-- START --
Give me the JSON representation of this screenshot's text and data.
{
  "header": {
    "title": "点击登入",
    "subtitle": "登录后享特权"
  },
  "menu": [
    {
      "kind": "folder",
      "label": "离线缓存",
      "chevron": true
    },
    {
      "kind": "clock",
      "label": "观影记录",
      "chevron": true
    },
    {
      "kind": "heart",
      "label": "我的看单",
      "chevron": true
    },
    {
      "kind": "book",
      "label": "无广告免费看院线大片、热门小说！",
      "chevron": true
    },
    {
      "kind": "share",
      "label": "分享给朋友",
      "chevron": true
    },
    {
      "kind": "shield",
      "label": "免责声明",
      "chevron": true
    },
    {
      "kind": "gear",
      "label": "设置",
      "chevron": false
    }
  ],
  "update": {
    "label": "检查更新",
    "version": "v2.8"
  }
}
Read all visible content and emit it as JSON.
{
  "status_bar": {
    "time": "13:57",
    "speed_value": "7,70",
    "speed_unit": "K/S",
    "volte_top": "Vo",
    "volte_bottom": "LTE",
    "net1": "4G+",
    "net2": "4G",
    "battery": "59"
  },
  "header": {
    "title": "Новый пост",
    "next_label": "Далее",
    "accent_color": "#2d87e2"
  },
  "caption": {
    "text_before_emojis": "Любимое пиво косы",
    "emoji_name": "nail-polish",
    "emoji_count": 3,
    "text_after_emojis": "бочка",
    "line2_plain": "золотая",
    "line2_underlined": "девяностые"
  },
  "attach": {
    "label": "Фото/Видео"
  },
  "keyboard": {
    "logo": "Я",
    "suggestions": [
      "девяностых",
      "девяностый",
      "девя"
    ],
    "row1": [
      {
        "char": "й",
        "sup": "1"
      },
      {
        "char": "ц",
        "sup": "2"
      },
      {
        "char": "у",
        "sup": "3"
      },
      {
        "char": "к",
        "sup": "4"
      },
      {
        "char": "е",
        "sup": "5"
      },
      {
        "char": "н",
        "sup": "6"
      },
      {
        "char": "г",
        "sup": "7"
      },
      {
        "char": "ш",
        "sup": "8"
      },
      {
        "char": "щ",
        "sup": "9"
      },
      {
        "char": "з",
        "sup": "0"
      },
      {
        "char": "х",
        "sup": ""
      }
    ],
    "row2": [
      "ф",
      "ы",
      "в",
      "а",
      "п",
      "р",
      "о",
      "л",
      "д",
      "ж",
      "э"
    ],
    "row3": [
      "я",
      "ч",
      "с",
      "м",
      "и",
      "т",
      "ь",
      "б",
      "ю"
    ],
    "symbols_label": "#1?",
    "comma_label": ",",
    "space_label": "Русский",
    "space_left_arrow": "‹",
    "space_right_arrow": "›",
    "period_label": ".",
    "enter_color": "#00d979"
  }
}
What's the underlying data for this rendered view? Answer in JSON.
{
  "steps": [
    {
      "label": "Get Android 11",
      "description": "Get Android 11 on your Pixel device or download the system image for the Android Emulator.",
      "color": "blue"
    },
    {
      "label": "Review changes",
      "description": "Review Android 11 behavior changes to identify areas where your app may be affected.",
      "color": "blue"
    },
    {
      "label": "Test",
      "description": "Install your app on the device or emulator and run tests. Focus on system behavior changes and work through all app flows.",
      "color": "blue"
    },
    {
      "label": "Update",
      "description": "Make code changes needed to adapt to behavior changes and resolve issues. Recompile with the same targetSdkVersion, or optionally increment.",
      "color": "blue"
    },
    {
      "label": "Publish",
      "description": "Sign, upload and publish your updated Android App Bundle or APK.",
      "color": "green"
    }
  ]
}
-- END --
| Written exercise |
Output the records above in their entirety, exactly.

| Answer to this task |
Give me the JSON representation of this screenshot's text and data.
{
  "header": {
    "title": "点击登入",
    "subtitle": "登录后享特权"
  },
  "menu": [
    {
      "kind": "folder",
      "label": "离线缓存",
      "chevron": true
    },
    {
      "kind": "clock",
      "label": "观影记录",
      "chevron": true
    },
    {
      "kind": "heart",
      "label": "我的看单",
      "chevron": true
    },
    {
      "kind": "book",
      "label": "无广告免费看院线大片、热门小说！",
      "chevron": true
    },
    {
      "kind": "share",
      "label": "分享给朋友",
      "chevron": true
    },
    {
      "kind": "shield",
      "label": "免责声明",
      "chevron": true
    },
    {
      "kind": "gear",
      "label": "设置",
      "chevron": false
    }
  ],
  "update": {
    "label": "检查更新",
    "version": "v2.8"
  }
}
Read all visible content and emit it as JSON.
{
  "status_bar": {
    "time": "13:57",
    "speed_value": "7,70",
    "speed_unit": "K/S",
    "volte_top": "Vo",
    "volte_bottom": "LTE",
    "net1": "4G+",
    "net2": "4G",
    "battery": "59"
  },
  "header": {
    "title": "Новый пост",
    "next_label": "Далее",
    "accent_color": "#2d87e2"
  },
  "caption": {
    "text_before_emojis": "Любимое пиво косы",
    "emoji_name": "nail-polish",
    "emoji_count": 3,
    "text_after_emojis": "бочка",
    "line2_plain": "золотая",
    "line2_underlined": "девяностые"
  },
  "attach": {
    "label": "Фото/Видео"
  },
  "keyboard": {
    "logo": "Я",
    "suggestions": [
      "девяностых",
      "девяностый",
      "девя"
    ],
    "row1": [
      {
        "char": "й",
        "sup": "1"
      },
      {
        "char": "ц",
        "sup": "2"
      },
      {
        "char": "у",
        "sup": "3"
      },
      {
        "char": "к",
        "sup": "4"
      },
      {
        "char": "е",
        "sup": "5"
      },
      {
        "char": "н",
        "sup": "6"
      },
      {
        "char": "г",
        "sup": "7"
      },
      {
        "char": "ш",
        "sup": "8"
      },
      {
        "char": "щ",
        "sup": "9"
      },
      {
        "char": "з",
        "sup": "0"
      },
      {
        "char": "х",
        "sup": ""
      }
    ],
    "row2": [
      "ф",
      "ы",
      "в",
      "а",
      "п",
      "р",
      "о",
      "л",
      "д",
      "ж",
      "э"
    ],
    "row3": [
      "я",
      "ч",
      "с",
      "м",
      "и",
      "т",
      "ь",
      "б",
      "ю"
    ],
    "symbols_label": "#1?",
    "comma_label": ",",
    "space_label": "Русский",
    "space_left_arrow": "‹",
    "space_right_arrow": "›",
    "period_label": ".",
    "enter_color": "#00d979"
  }
}
What's the underlying data for this rendered view? Answer in JSON.
{
  "steps": [
    {
      "label": "Get Android 11",
      "description": "Get Android 11 on your Pixel device or download the system image for the Android Emulator.",
      "color": "blue"
    },
    {
      "label": "Review changes",
      "description": "Review Android 11 behavior changes to identify areas where your app may be affected.",
      "color": "blue"
    },
    {
      "label": "Test",
      "description": "Install your app on the device or emulator and run tests. Focus on system behavior changes and work through all app flows.",
      "color": "blue"
    },
    {
      "label": "Update",
      "description": "Make code changes needed to adapt to behavior changes and resolve issues. Recompile with the same targetSdkVersion, or optionally increment.",
      "color": "blue"
    },
    {
      "label": "Publish",
      "description": "Sign, upload and publish your updated Android App Bundle or APK.",
      "color": "green"
    }
  ]
}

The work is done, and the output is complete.